[Start]

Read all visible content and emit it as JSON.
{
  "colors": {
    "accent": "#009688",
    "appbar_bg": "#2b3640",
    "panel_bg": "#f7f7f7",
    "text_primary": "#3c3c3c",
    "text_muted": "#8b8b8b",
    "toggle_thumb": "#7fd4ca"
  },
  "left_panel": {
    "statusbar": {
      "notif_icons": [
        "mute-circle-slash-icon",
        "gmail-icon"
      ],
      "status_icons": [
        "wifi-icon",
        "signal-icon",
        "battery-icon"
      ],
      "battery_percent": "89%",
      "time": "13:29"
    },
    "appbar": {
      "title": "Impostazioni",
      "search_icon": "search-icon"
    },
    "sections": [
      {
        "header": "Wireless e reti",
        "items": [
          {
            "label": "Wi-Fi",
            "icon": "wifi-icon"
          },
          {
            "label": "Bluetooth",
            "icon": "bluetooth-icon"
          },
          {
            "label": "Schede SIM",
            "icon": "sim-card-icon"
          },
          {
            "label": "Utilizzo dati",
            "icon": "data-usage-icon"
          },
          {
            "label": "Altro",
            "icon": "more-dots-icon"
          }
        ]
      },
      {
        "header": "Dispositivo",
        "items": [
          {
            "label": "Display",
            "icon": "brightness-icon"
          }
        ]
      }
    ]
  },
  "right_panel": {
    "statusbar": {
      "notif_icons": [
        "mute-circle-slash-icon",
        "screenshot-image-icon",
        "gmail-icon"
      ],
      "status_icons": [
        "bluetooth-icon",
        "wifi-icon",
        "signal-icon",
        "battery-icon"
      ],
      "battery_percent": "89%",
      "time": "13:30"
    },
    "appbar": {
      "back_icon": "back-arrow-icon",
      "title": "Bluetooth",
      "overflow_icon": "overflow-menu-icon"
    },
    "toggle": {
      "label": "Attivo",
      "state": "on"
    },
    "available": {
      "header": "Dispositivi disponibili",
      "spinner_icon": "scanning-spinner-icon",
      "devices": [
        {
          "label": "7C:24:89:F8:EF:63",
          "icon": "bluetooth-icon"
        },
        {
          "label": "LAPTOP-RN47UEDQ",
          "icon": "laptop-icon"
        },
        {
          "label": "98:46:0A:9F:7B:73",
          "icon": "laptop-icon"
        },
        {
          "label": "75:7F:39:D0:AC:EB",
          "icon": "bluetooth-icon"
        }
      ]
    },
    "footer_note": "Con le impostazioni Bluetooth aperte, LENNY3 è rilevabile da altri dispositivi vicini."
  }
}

[End]

## [What you will do]
The whole listing above needs to be written out again exactly.

## [Reply to the task]
Read all visible content and emit it as JSON.
{
  "colors": {
    "accent": "#009688",
    "appbar_bg": "#2b3640",
    "panel_bg": "#f7f7f7",
    "text_primary": "#3c3c3c",
    "text_muted": "#8b8b8b",
    "toggle_thumb": "#7fd4ca"
  },
  "left_panel": {
    "statusbar": {
      "notif_icons": [
        "mute-circle-slash-icon",
        "gmail-icon"
      ],
      "status_icons": [
        "wifi-icon",
        "signal-icon",
        "battery-icon"
      ],
      "battery_percent": "89%",
      "time": "13:29"
    },
    "appbar": {
      "title": "Impostazioni",
      "search_icon": "search-icon"
    },
    "sections": [
      {
        "header": "Wireless e reti",
        "items": [
          {
            "label": "Wi-Fi",
            "icon": "wifi-icon"
          },
          {
            "label": "Bluetooth",
            "icon": "bluetooth-icon"
          },
          {
            "label": "Schede SIM",
            "icon": "sim-card-icon"
          },
          {
            "label": "Utilizzo dati",
            "icon": "data-usage-icon"
          },
          {
            "label": "Altro",
            "icon": "more-dots-icon"
          }
        ]
      },
      {
        "header": "Dispositivo",
        "items": [
          {
            "label": "Display",
            "icon": "brightness-icon"
          }
        ]
      }
    ]
  },
  "right_panel": {
    "statusbar": {
      "notif_icons": [
        "mute-circle-slash-icon",
        "screenshot-image-icon",
        "gmail-icon"
      ],
      "status_icons": [
        "bluetooth-icon",
        "wifi-icon",
        "signal-icon",
        "battery-icon"
      ],
      "battery_percent": "89%",
      "time": "13:30"
    },
    "appbar": {
      "back_icon": "back-arrow-icon",
      "title": "Bluetooth",
      "overflow_icon": "overflow-menu-icon"
    },
    "toggle": {
      "label": "Attivo",
      "state": "on"
    },
    "available": {
      "header": "Dispositivi disponibili",
      "spinner_icon": "scanning-spinner-icon",
      "devices": [
        {
          "label": "7C:24:89:F8:EF:63",
          "icon": "bluetooth-icon"
        },
        {
          "label": "LAPTOP-RN47UEDQ",
          "icon": "laptop-icon"
        },
        {
          "label": "98:46:0A:9F:7B:73",
          "icon": "laptop-icon"
        },
        {
          "label": "75:7F:39:D0:AC:EB",
          "icon": "bluetooth-icon"
        }
      ]
    },
    "footer_note": "Con le impostazioni Bluetooth aperte, LENNY3 è rilevabile da altri dispositivi vicini."
  }
}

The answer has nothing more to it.